▶ **Items**:
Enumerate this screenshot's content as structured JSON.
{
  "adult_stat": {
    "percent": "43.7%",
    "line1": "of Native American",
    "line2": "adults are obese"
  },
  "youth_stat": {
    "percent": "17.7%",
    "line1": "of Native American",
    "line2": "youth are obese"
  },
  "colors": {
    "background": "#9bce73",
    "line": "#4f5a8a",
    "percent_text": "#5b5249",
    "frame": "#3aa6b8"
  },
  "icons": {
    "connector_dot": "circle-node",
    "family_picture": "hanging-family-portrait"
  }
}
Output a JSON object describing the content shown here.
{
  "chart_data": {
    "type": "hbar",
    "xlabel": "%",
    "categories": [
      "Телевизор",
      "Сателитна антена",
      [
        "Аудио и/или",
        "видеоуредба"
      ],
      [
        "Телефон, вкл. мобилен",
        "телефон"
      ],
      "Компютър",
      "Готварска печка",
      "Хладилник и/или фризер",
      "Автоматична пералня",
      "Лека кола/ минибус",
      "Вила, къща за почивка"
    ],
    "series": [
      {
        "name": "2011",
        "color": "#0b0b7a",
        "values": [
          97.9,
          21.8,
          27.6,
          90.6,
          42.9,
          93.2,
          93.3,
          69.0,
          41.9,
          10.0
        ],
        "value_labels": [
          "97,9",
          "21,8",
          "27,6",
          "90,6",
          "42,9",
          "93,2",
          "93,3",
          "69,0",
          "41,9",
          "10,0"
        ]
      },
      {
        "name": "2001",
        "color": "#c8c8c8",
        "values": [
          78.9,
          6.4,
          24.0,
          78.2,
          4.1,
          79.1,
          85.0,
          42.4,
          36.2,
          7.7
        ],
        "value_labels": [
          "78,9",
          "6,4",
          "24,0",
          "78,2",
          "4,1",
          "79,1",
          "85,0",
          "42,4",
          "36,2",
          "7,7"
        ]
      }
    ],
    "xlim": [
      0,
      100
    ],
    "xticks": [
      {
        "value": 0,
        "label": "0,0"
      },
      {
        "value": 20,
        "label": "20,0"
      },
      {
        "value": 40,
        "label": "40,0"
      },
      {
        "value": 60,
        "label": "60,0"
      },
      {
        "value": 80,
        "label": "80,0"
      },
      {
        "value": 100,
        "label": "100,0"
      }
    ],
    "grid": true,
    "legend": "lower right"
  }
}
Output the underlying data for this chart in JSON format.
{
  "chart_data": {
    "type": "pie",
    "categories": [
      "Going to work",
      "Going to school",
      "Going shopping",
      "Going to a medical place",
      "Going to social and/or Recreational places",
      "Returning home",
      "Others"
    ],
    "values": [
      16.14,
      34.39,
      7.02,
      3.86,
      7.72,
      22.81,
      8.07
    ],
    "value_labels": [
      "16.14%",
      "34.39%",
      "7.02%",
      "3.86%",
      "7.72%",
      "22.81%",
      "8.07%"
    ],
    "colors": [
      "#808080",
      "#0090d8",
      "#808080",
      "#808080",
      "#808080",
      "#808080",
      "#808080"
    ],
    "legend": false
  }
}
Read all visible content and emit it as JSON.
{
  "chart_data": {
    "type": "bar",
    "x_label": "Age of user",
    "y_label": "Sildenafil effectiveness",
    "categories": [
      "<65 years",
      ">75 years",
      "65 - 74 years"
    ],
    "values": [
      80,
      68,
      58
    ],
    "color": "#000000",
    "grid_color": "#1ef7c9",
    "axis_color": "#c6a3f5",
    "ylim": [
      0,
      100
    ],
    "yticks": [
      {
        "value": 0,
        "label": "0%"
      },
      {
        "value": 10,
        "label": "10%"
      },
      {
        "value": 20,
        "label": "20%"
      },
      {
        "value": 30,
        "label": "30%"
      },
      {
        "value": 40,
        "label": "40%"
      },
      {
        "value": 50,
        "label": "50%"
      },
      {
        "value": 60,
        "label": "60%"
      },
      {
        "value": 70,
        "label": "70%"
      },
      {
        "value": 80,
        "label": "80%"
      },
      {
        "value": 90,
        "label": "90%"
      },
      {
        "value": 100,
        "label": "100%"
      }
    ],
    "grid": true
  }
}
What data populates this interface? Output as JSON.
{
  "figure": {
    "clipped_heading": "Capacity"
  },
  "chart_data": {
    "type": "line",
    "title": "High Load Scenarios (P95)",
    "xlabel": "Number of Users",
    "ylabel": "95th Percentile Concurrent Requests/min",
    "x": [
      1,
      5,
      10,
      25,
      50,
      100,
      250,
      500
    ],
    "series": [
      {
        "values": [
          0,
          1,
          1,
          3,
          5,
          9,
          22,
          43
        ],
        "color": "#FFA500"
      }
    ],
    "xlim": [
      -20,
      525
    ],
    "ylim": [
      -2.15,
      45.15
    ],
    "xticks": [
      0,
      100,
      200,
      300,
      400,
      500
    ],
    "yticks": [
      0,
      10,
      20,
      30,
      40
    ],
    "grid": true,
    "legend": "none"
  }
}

▶ **Problem to solve**: Copy down the material exactly as written.

▶ **Correct answer**:
Enumerate this screenshot's content as structured JSON.
{
  "adult_stat": {
    "percent": "43.7%",
    "line1": "of Native American",
    "line2": "adults are obese"
  },
  "youth_stat": {
    "percent": "17.7%",
    "line1": "of Native American",
    "line2": "youth are obese"
  },
  "colors": {
    "background": "#9bce73",
    "line": "#4f5a8a",
    "percent_text": "#5b5249",
    "frame": "#3aa6b8"
  },
  "icons": {
    "connector_dot": "circle-node",
    "family_picture": "hanging-family-portrait"
  }
}
Output a JSON object describing the content shown here.
{
  "chart_data": {
    "type": "hbar",
    "xlabel": "%",
    "categories": [
      "Телевизор",
      "Сателитна антена",
      [
        "Аудио и/или",
        "видеоуредба"
      ],
      [
        "Телефон, вкл. мобилен",
        "телефон"
      ],
      "Компютър",
      "Готварска печка",
      "Хладилник и/или фризер",
      "Автоматична пералня",
      "Лека кола/ минибус",
      "Вила, къща за почивка"
    ],
    "series": [
      {
        "name": "2011",
        "color": "#0b0b7a",
        "values": [
          97.9,
          21.8,
          27.6,
          90.6,
          42.9,
          93.2,
          93.3,
          69.0,
          41.9,
          10.0
        ],
        "value_labels": [
          "97,9",
          "21,8",
          "27,6",
          "90,6",
          "42,9",
          "93,2",
          "93,3",
          "69,0",
          "41,9",
          "10,0"
        ]
      },
      {
        "name": "2001",
        "color": "#c8c8c8",
        "values": [
          78.9,
          6.4,
          24.0,
          78.2,
          4.1,
          79.1,
          85.0,
          42.4,
          36.2,
          7.7
        ],
        "value_labels": [
          "78,9",
          "6,4",
          "24,0",
          "78,2",
          "4,1",
          "79,1",
          "85,0",
          "42,4",
          "36,2",
          "7,7"
        ]
      }
    ],
    "xlim": [
      0,
      100
    ],
    "xticks": [
      {
        "value": 0,
        "label": "0,0"
      },
      {
        "value": 20,
        "label": "20,0"
      },
      {
        "value": 40,
        "label": "40,0"
      },
      {
        "value": 60,
        "label": "60,0"
      },
      {
        "value": 80,
        "label": "80,0"
      },
      {
        "value": 100,
        "label": "100,0"
      }
    ],
    "grid": true,
    "legend": "lower right"
  }
}
Output the underlying data for this chart in JSON format.
{
  "chart_data": {
    "type": "pie",
    "categories": [
      "Going to work",
      "Going to school",
      "Going shopping",
      "Going to a medical place",
      "Going to social and/or Recreational places",
      "Returning home",
      "Others"
    ],
    "values": [
      16.14,
      34.39,
      7.02,
      3.86,
      7.72,
      22.81,
      8.07
    ],
    "value_labels": [
      "16.14%",
      "34.39%",
      "7.02%",
      "3.86%",
      "7.72%",
      "22.81%",
      "8.07%"
    ],
    "colors": [
      "#808080",
      "#0090d8",
      "#808080",
      "#808080",
      "#808080",
      "#808080",
      "#808080"
    ],
    "legend": false
  }
}
Read all visible content and emit it as JSON.
{
  "chart_data": {
    "type": "bar",
    "x_label": "Age of user",
    "y_label": "Sildenafil effectiveness",
    "categories": [
      "<65 years",
      ">75 years",
      "65 - 74 years"
    ],
    "values": [
      80,
      68,
      58
    ],
    "color": "#000000",
    "grid_color": "#1ef7c9",
    "axis_color": "#c6a3f5",
    "ylim": [
      0,
      100
    ],
    "yticks": [
      {
        "value": 0,
        "label": "0%"
      },
      {
        "value": 10,
        "label": "10%"
      },
      {
        "value": 20,
        "label": "20%"
      },
      {
        "value": 30,
        "label": "30%"
      },
      {
        "value": 40,
        "label": "40%"
      },
      {
        "value": 50,
        "label": "50%"
      },
      {
        "value": 60,
        "label": "60%"
      },
      {
        "value": 70,
        "label": "70%"
      },
      {
        "value": 80,
        "label": "80%"
      },
      {
        "value": 90,
        "label": "90%"
      },
      {
        "value": 100,
        "label": "100%"
      }
    ],
    "grid": true
  }
}
What data populates this interface? Output as JSON.
{
  "figure": {
    "clipped_heading": "Capacity"
  },
  "chart_data": {
    "type": "line",
    "title": "High Load Scenarios (P95)",
    "xlabel": "Number of Users",
    "ylabel": "95th Percentile Concurrent Requests/min",
    "x": [
      1,
      5,
      10,
      25,
      50,
      100,
      250,
      500
    ],
    "series": [
      {
        "values": [
          0,
          1,
          1,
          3,
          5,
          9,
          22,
          43
        ],
        "color": "#FFA500"
      }
    ],
    "xlim": [
      -20,
      525
    ],
    "ylim": [
      -2.15,
      45.15
    ],
    "xticks": [
      0,
      100,
      200,
      300,
      400,
      500
    ],
    "yticks": [
      0,
      10,
      20,
      30,
      40
    ],
    "grid": true,
    "legend": "none"
  }
}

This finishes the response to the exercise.